Exercise objective> Extract all lines in the data that contain the word "insert".

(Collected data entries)
↓
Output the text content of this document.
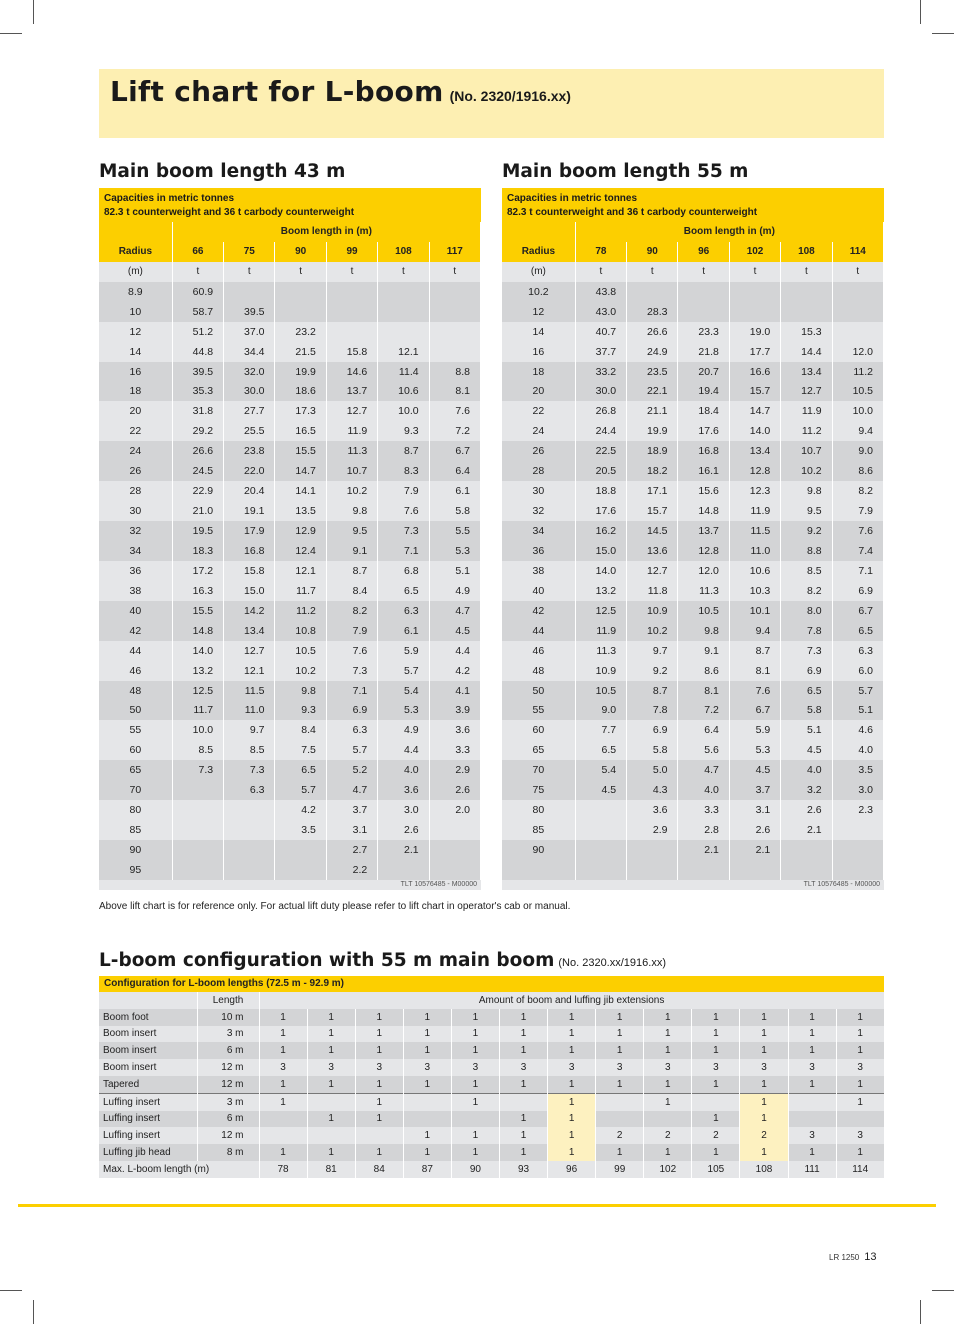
Lift chart for L-boom (No. 2320/1916.xx)
Main boom length 43 m	Main boom length 55 m
Capacities in metric tonnes
82.3 t counterweight and 36 t carbody counterweight
	Boom length in (m)					
Radius	66	75	90	99	108	117
(m)	t	t	t	t	t	t
8.9	60.9					
10	58.7	39.5				
12	51.2	37.0	23.2			
14	44.8	34.4	21.5	15.8	12.1	
16	39.5	32.0	19.9	14.6	11.4	8.8
18	35.3	30.0	18.6	13.7	10.6	8.1
20	31.8	27.7	17.3	12.7	10.0	7.6
22	29.2	25.5	16.5	11.9	9.3	7.2
24	26.6	23.8	15.5	11.3	8.7	6.7
26	24.5	22.0	14.7	10.7	8.3	6.4
28	22.9	20.4	14.1	10.2	7.9	6.1
30	21.0	19.1	13.5	9.8	7.6	5.8
32	19.5	17.9	12.9	9.5	7.3	5.5
34	18.3	16.8	12.4	9.1	7.1	5.3
36	17.2	15.8	12.1	8.7	6.8	5.1
38	16.3	15.0	11.7	8.4	6.5	4.9
40	15.5	14.2	11.2	8.2	6.3	4.7
42	14.8	13.4	10.8	7.9	6.1	4.5
44	14.0	12.7	10.5	7.6	5.9	4.4
46	13.2	12.1	10.2	7.3	5.7	4.2
48	12.5	11.5	9.8	7.1	5.4	4.1
50	11.7	11.0	9.3	6.9	5.3	3.9
55	10.0	9.7	8.4	6.3	4.9	3.6
60	8.5	8.5	7.5	5.7	4.4	3.3
65	7.3	7.3	6.5	5.2	4.0	2.9
70		6.3	5.7	4.7	3.6	2.6
80			4.2	3.7	3.0	2.0
85			3.5	3.1	2.6	
90				2.7	2.1	
95				2.2		
TLT 10576485 - M00000
Capacities in metric tonnes
82.3 t counterweight and 36 t carbody counterweight
	Boom length in (m)					
Radius	78	90	96	102	108	114
(m)	t	t	t	t	t	t
10.2	43.8					
12	43.0	28.3				
14	40.7	26.6	23.3	19.0	15.3	
16	37.7	24.9	21.8	17.7	14.4	12.0
18	33.2	23.5	20.7	16.6	13.4	11.2
20	30.0	22.1	19.4	15.7	12.7	10.5
22	26.8	21.1	18.4	14.7	11.9	10.0
24	24.4	19.9	17.6	14.0	11.2	9.4
26	22.5	18.9	16.8	13.4	10.7	9.0
28	20.5	18.2	16.1	12.8	10.2	8.6
30	18.8	17.1	15.6	12.3	9.8	8.2
32	17.6	15.7	14.8	11.9	9.5	7.9
34	16.2	14.5	13.7	11.5	9.2	7.6
36	15.0	13.6	12.8	11.0	8.8	7.4
38	14.0	12.7	12.0	10.6	8.5	7.1
40	13.2	11.8	11.3	10.3	8.2	6.9
42	12.5	10.9	10.5	10.1	8.0	6.7
44	11.9	10.2	9.8	9.4	7.8	6.5
46	11.3	9.7	9.1	8.7	7.3	6.3
48	10.9	9.2	8.6	8.1	6.9	6.0
50	10.5	8.7	8.1	7.6	6.5	5.7
55	9.0	7.8	7.2	6.7	5.8	5.1
60	7.7	6.9	6.4	5.9	5.1	4.6
65	6.5	5.8	5.6	5.3	4.5	4.0
70	5.4	5.0	4.7	4.5	4.0	3.5
75	4.5	4.3	4.0	3.7	3.2	3.0
80		3.6	3.3	3.1	2.6	2.3
85		2.9	2.8	2.6	2.1	
90			2.1	2.1		

TLT 10576485 - M00000
Above lift chart is for reference only. For actual lift duty please refer to lift chart in operator's cab or manual.
L-boom configuration with 55 m main boom (No. 2320.xx/1916.xx)
Configuration for L-boom lengths (72.5 m - 92.9 m)
	Length	Amount of boom and luffing jib extensions												
Boom foot	10 m	1	1	1	1	1	1	1	1	1	1	1	1	1
Boom insert	3 m	1	1	1	1	1	1	1	1	1	1	1	1	1
Boom insert	6 m	1	1	1	1	1	1	1	1	1	1	1	1	1
Boom insert	12 m	3	3	3	3	3	3	3	3	3	3	3	3	3
Tapered	12 m	1	1	1	1	1	1	1	1	1	1	1	1	1
Luffing insert	3 m	1		1		1		1		1		1		1
Luffing insert	6 m		1	1			1	1			1	1		
Luffing insert	12 m				1	1	1	1	2	2	2	2	3	3
Luffing jib head	8 m	1	1	1	1	1	1	1	1	1	1	1	1	1
Max. L-boom length (m)		78	81	84	87	90	93	96	99	102	105	108	111	114
LR 1250 13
↑
Answer in full>
Boom insert	3 m	1	1	1	1	1	1	1	1	1	1	1	1	1
Boom insert	6 m	1	1	1	1	1	1	1	1	1	1	1	1	1
Boom insert	12 m	3	3	3	3	3	3	3	3	3	3	3	3	3
Luffing insert	3 m	1		1		1		1		1		1		1
Luffing insert	6 m		1	1			1	1			1	1		
Luffing insert	12 m				1	1	1	1	2	2	2	2	3	3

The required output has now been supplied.